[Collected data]
* begin *
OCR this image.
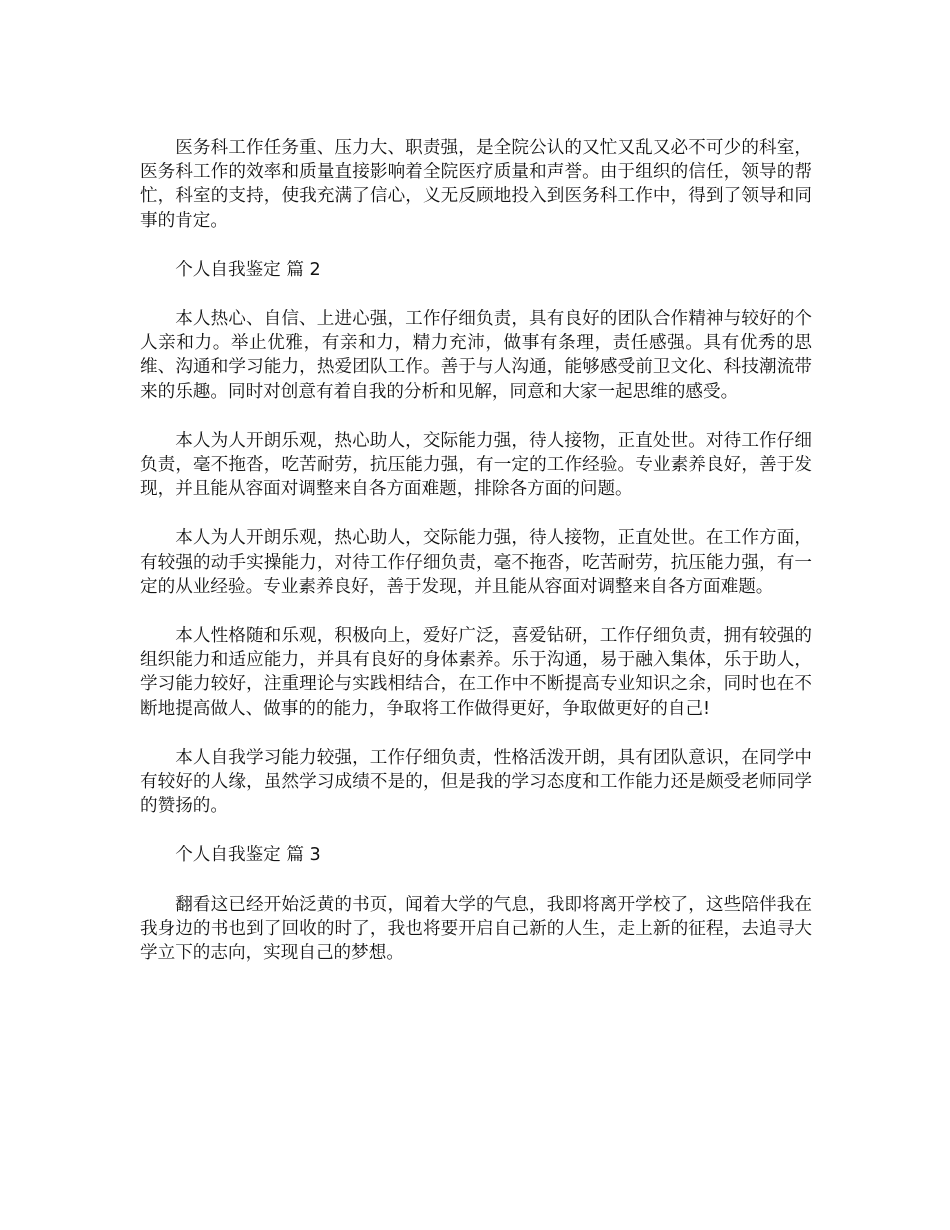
医务科工作任务重、压力大、职责强，是全院公认的又忙又乱又必不可少的科室，医务科工作的效率和质量直接影响着全院医疗质量和声誉。由于组织的信任，领导的帮忙，科室的支持，使我充满了信心，义无反顾地投入到医务科工作中，得到了领导和同事的肯定。

个人自我鉴定 篇 2

本人热心、自信、上进心强，工作仔细负责，具有良好的团队合作精神与较好的个人亲和力。举止优雅，有亲和力，精力充沛，做事有条理，责任感强。具有优秀的思维、沟通和学习能力，热爱团队工作。善于与人沟通，能够感受前卫文化、科技潮流带来的乐趣。同时对创意有着自我的分析和见解，同意和大家一起思维的感受。

本人为人开朗乐观，热心助人，交际能力强，待人接物，正直处世。对待工作仔细负责，毫不拖沓，吃苦耐劳，抗压能力强，有一定的工作经验。专业素养良好，善于发现，并且能从容面对调整来自各方面难题，排除各方面的问题。

本人为人开朗乐观，热心助人，交际能力强，待人接物，正直处世。在工作方面，有较强的动手实操能力，对待工作仔细负责，毫不拖沓，吃苦耐劳，抗压能力强，有一定的从业经验。专业素养良好，善于发现，并且能从容面对调整来自各方面难题。

本人性格随和乐观，积极向上，爱好广泛，喜爱钻研，工作仔细负责，拥有较强的组织能力和适应能力，并具有良好的身体素养。乐于沟通，易于融入集体，乐于助人，学习能力较好，注重理论与实践相结合，在工作中不断提高专业知识之余，同时也在不断地提高做人、做事的的能力，争取将工作做得更好，争取做更好的自己!

本人自我学习能力较强，工作仔细负责，性格活泼开朗，具有团队意识，在同学中有较好的人缘，虽然学习成绩不是的，但是我的学习态度和工作能力还是颇受老师同学的赞扬的。

个人自我鉴定 篇 3

翻看这已经开始泛黄的书页，闻着大学的气息，我即将离开学校了，这些陪伴我在我身边的书也到了回收的时了，我也将要开启自己新的人生，走上新的征程，去追寻大学立下的志向，实现自己的梦想。
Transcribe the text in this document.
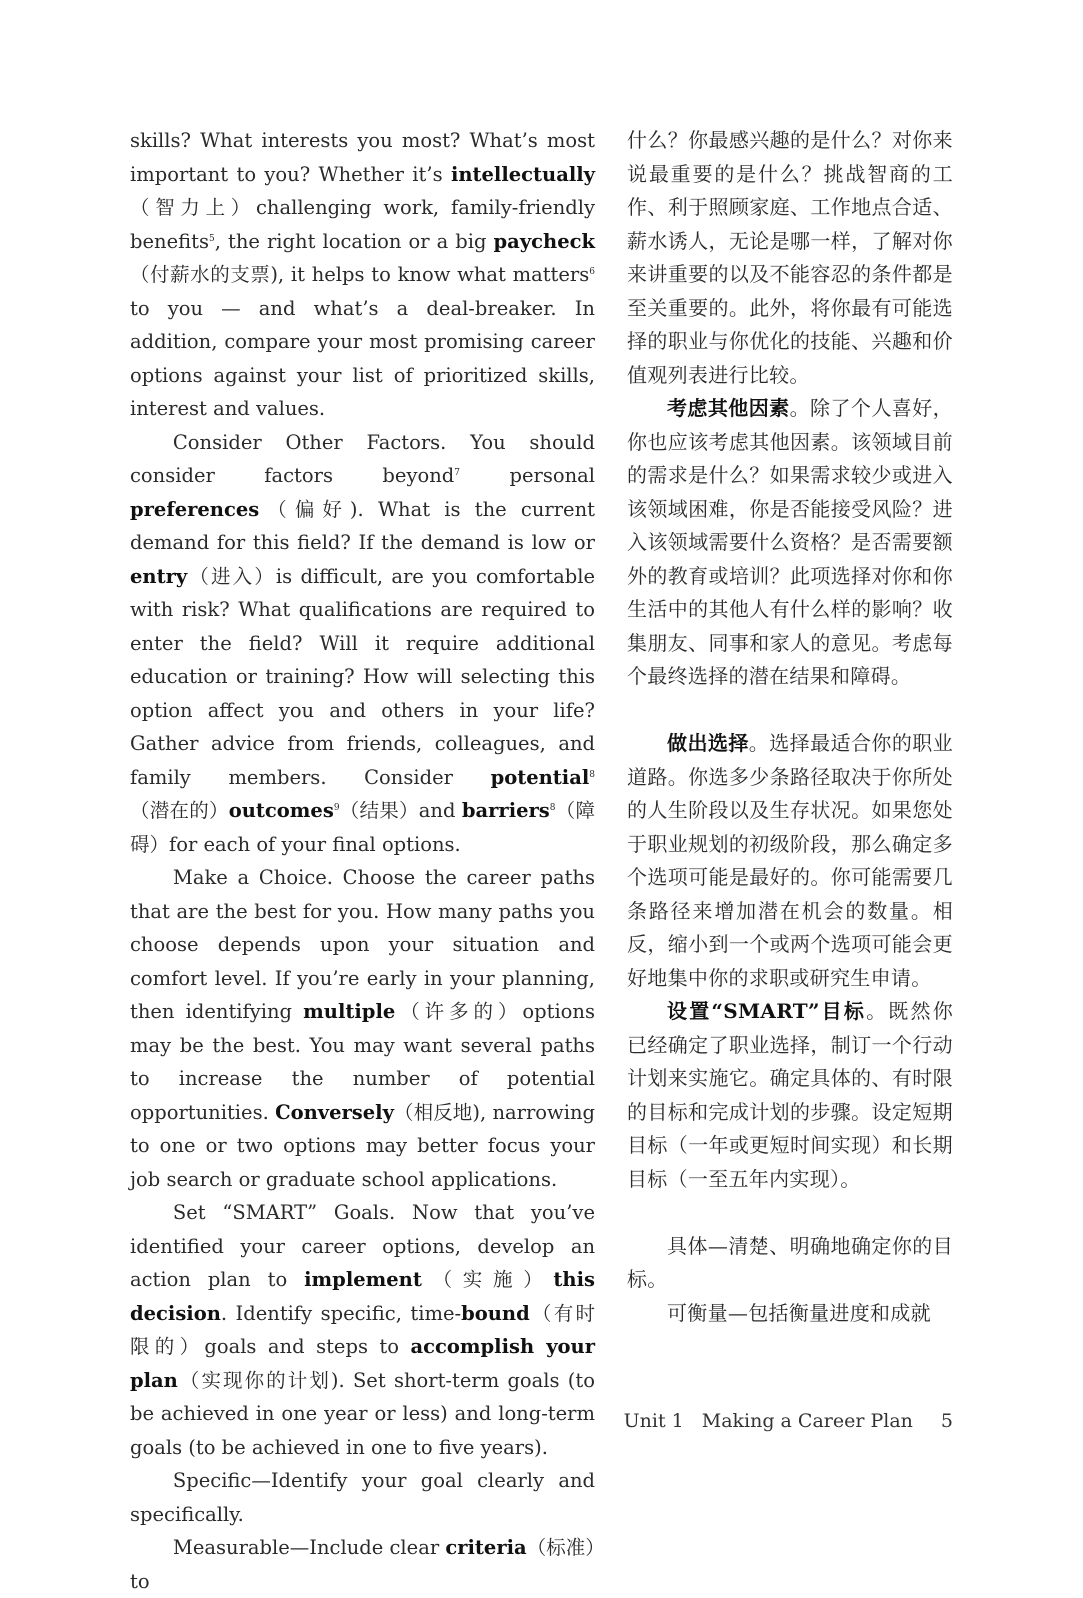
skills? What interests you most? What’s most important to you? Whether it’s intellectually（智力上）challenging work, family-friendly benefits$^5$, the right location or a big paycheck（付薪水的支票), it helps to know what matters$^6$ to you — and what’s a deal-breaker. In addition, compare your most promising career options against your list of prioritized skills, interest and values.

Consider Other Factors. You should consider factors beyond$^7$ personal preferences（偏好). What is the current demand for this field? If the demand is low or entry（进入）is difficult, are you comfortable with risk? What qualifications are required to enter the field? Will it require additional education or training? How will selecting this option affect you and others in your life? Gather advice from friends, colleagues, and family members. Consider potential$^8$（潜在的）outcomes$^9$（结果）and barriers$^8$（障碍）for each of your final options.

Make a Choice. Choose the career paths that are the best for you. How many paths you choose depends upon your situation and comfort level. If you’re early in your planning, then identifying multiple（许多的）options may be the best. You may want several paths to increase the number of potential opportunities. Conversely（相反地), narrowing to one or two options may better focus your job search or graduate school applications.

Set “SMART” Goals. Now that you’ve identified your career options, develop an action plan to implement（实施）this decision. Identify specific, time-bound（有时限的）goals and steps to accomplish your plan（实现你的计划). Set short-term goals (to be achieved in one year or less) and long-term goals (to be achieved in one to five years).

Specific—Identify your goal clearly and specifically.

Measurable—Include clear criteria（标准）to

什么？你最感兴趣的是什么？对你来说最重要的是什么？挑战智商的工作、利于照顾家庭、工作地点合适、薪水诱人，无论是哪一样，了解对你来讲重要的以及不能容忍的条件都是至关重要的。此外，将你最有可能选择的职业与你优化的技能、兴趣和价值观列表进行比较。

考虑其他因素。除了个人喜好，你也应该考虑其他因素。该领域目前的需求是什么？如果需求较少或进入该领域困难，你是否能接受风险？进入该领域需要什么资格？是否需要额外的教育或培训？此项选择对你和你生活中的其他人有什么样的影响？收集朋友、同事和家人的意见。考虑每个最终选择的潜在结果和障碍。

做出选择。选择最适合你的职业道路。你选多少条路径取决于你所处的人生阶段以及生存状况。如果您处于职业规划的初级阶段，那么确定多个选项可能是最好的。你可能需要几条路径来增加潜在机会的数量。相反，缩小到一个或两个选项可能会更好地集中你的求职或研究生申请。

设置“SMART”目标。既然你已经确定了职业选择，制订一个行动计划来实施它。确定具体的、有时限的目标和完成计划的步骤。设定短期目标（一年或更短时间实现）和长期目标（一至五年内实现）。

具体—清楚、明确地确定你的目标。

可衡量—包括衡量进度和成就

Unit 1 Making a Career Plan 5
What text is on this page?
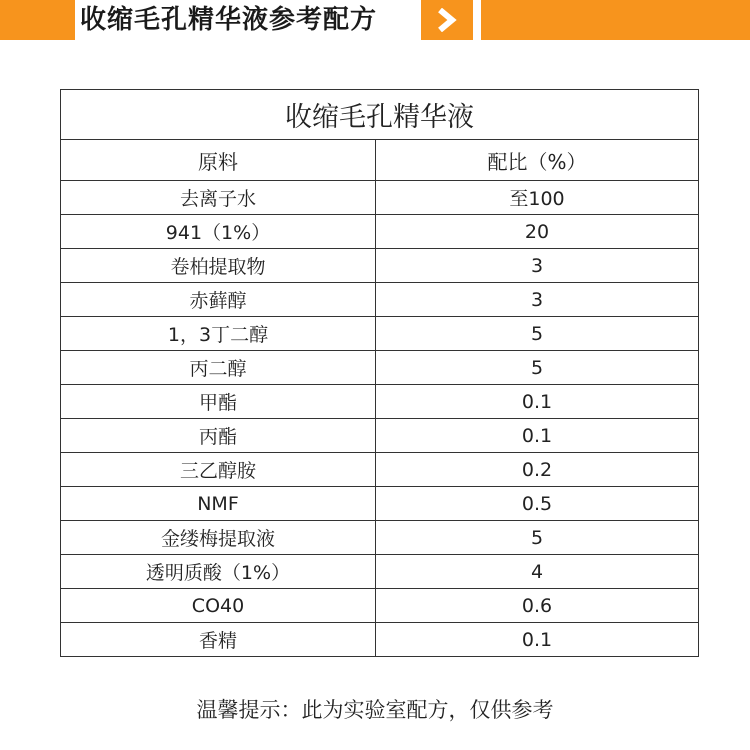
收缩毛孔精华液参考配方
收缩毛孔精华液	
原料	配比（%）
去离子水	至100
941（1%）	20
卷柏提取物	3
赤藓醇	3
1，3丁二醇	5
丙二醇	5
甲酯	0.1
丙酯	0.1
三乙醇胺	0.2
NMF	0.5
金缕梅提取液	5
透明质酸（1%）	4
CO40	0.6
香精	0.1
温馨提示：此为实验室配方，仅供参考
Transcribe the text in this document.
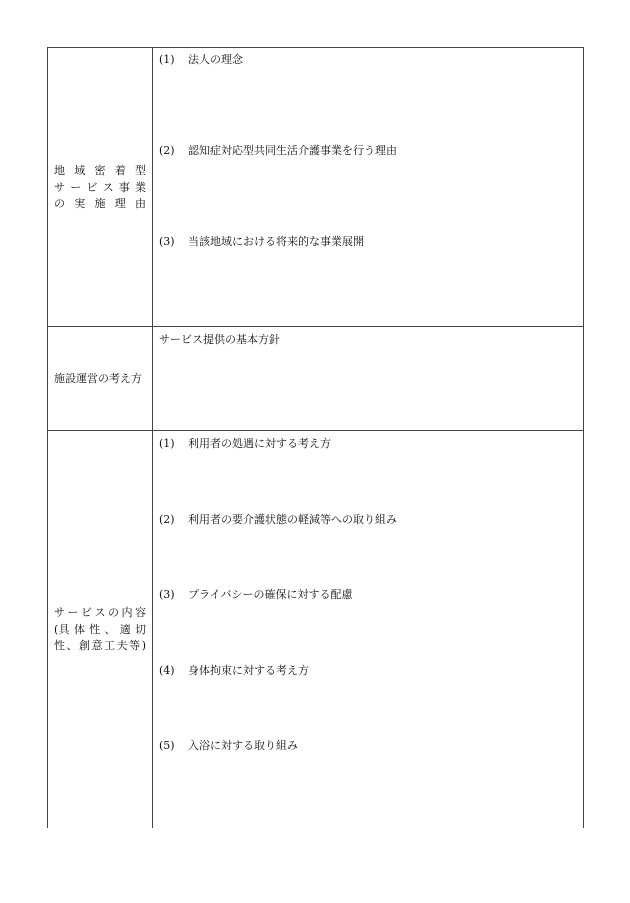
地 域 密 着 型
サ ー ビ ス 事 業
の 実 施 理 由
(1) 法人の理念
(2) 認知症対応型共同生活介護事業を行う理由
(3) 当該地域における将来的な事業展開
施設運営の考え方
サービス提供の基本方針
サービスの内容
(具 体 性 、 適 切
性、創意工夫等)
(1) 利用者の処遇に対する考え方
(2) 利用者の要介護状態の軽減等への取り組み
(3) プライバシーの確保に対する配慮
(4) 身体拘束に対する考え方
(5) 入浴に対する取り組み
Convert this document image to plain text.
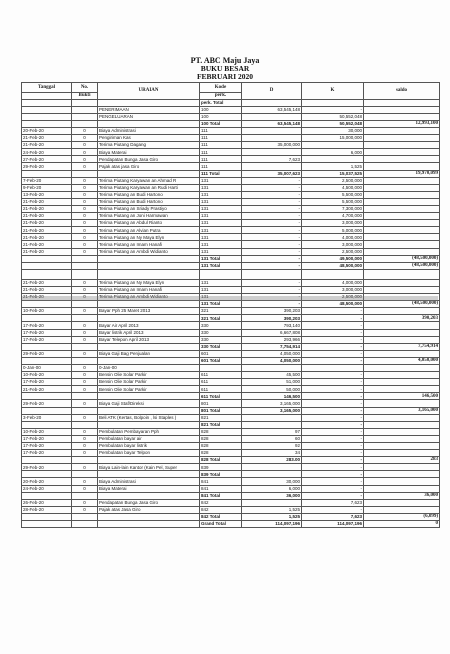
PT. ABC Maju Jaya
BUKU BESAR
FEBRUARI 2020
Tanggal	No.	URAIAN	Kode	D	K	saldo
	Bukti		perk.			
			perk. Total			
		PENERIMAAN	100	63,545,148	-	
		PENGELUARAN	100		50,552,048	
			100 Total	63,545,148	50,552,048	12,993,100
20-Feb-20	0	Biaya Administrasi	111		30,000	
21-Feb-20	0	Pengiriman Kas	111		15,000,000	
21-Feb-20	0	Terima Piutang Dagang	111	35,000,000		
24-Feb-20	0	Biaya Materai	111		6,000	
27-Feb-20	0	Pendapatan Bunga Jasa Giro	111	7,623		
29-Feb-20	0	Pajak atas jasa Giro	111		1,525	
			111 Total	35,007,623	15,037,525	19,970,099
7-Feb-20	0	Terima Piutang Karyawan an Ahmad R	131	-	2,500,000	
9-Feb-20	0	Terima Piutang Karyawan an Rudi Harti	131	-	4,500,000	
13-Feb-20	0	Terima Piutang an Budi Hartono	131	-	5,500,000	
21-Feb-20	0	Terima Piutang an Budi Hartono	131	-	5,500,000	
21-Feb-20	0	Terima Piutang an Sriady Prastiyo	131	-	7,300,000	
21-Feb-20	0	Terima Piutang an Joni Harmawan	131	-	4,700,000	
21-Feb-20	0	Terima Piutang an Abdul Rianto	131	-	3,000,000	
21-Feb-20	0	Terima Piutang an Alvian Putra	131	-	5,000,000	
21-Feb-20	0	Terima Piutang an Ny Maya Elyn	131	-	4,000,000	
21-Feb-20	0	Terima Piutang an Imam Hanafi	131	-	3,000,000	
21-Feb-20	0	Terima Piutang an Ambdi Widianto	131	-	2,500,000	
			131 Total	-	49,500,000	(48,500,000)
			131 Total	-	48,500,000	(48,500,000)

21-Feb-20	0	Terima Piutang an Ny Maya Elyn	131	-	4,000,000	
21-Feb-20	0	Terima Piutang an Imam Hanafi	131	-	3,000,000	
21-Feb-20	0	Terima Piutang an Ambdi Widianto	131	-	2,500,000	
			131 Total	-	48,500,000	(48,500,000)
10-Feb-20	0	Bayar Pph 25 Maret 2013	321	390,203	-	
			321 Total	390,203	-	390,203
17-Feb-20	0	Bayar Air April 2013	330	793,140	-	
17-Feb-20	0	Bayar listrik April 2013	330	6,667,808	-	
17-Feb-20	0	Bayar Telepon April 2013	330	293,966	-	
			330 Total	7,754,914	-	7,754,914
29-Feb-20	0	Biaya Gaji Bag Penjualan	601	4,050,000	-	
			601 Total	4,050,000	-	4,050,000
0-Jan-00	0	0-Jan-00				
10-Feb-20	0	Bensin Olie Solar Parkir	611	45,500	-	
17-Feb-20	0	Bensin Olie Solar Parkir	611	51,000	-	
21-Feb-20	0	Bensin Olie Solar Parkir	611	50,000	-	
			611 Total	146,500	-	146,500
29-Feb-20	0	Biaya Gaji Staf/Direksi	801	3,165,000	-	
			801 Total	3,165,000	-	3,165,000
3-Feb-20	0	Beli ATK (Kertas, Bolpoin , lsi Staples )	821		-	
			821 Total		-	
10-Feb-20	0	Pembulatan Pembayaran Pph	828	97	-	
17-Feb-20	0	Pembulatan bayar air	828	60	-	
17-Feb-20	0	Pembulatan bayar listrik	828	92	-	
17-Feb-20	0	Pembulatan bayar Telpon	828	34	-	
			828 Total	283.00	-	283
29-Feb-20	0	Biaya Lain-lain Kantor (Kain Pel, Super	839		-	
			839 Total		-	
20-Feb-20	0	Biaya Administrasi	841	30,000	-	
24-Feb-20	0	Biaya Materai	841	6,000	-	
			841 Total	36,000	-	36,000
26-Feb-20	0	Pendapatan Bunga Jasa Giro	842		7,623	
28-Feb-20	0	Pajak atas Jasa Giro	842	1,525	-	
			842 Total	1,525	7,623	(6,099)
			Grand Total	114,097,196	114,097,196	0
* end *
* _WHAT YOU ARE ASKED TO DO_:
In the records above, collect each line with "text".

* _RESPONSE TO THIS TASK_:
Transcribe the text in this document.
What text is on this page?
Transcribe the text in this document.
Convert this document image to plain text.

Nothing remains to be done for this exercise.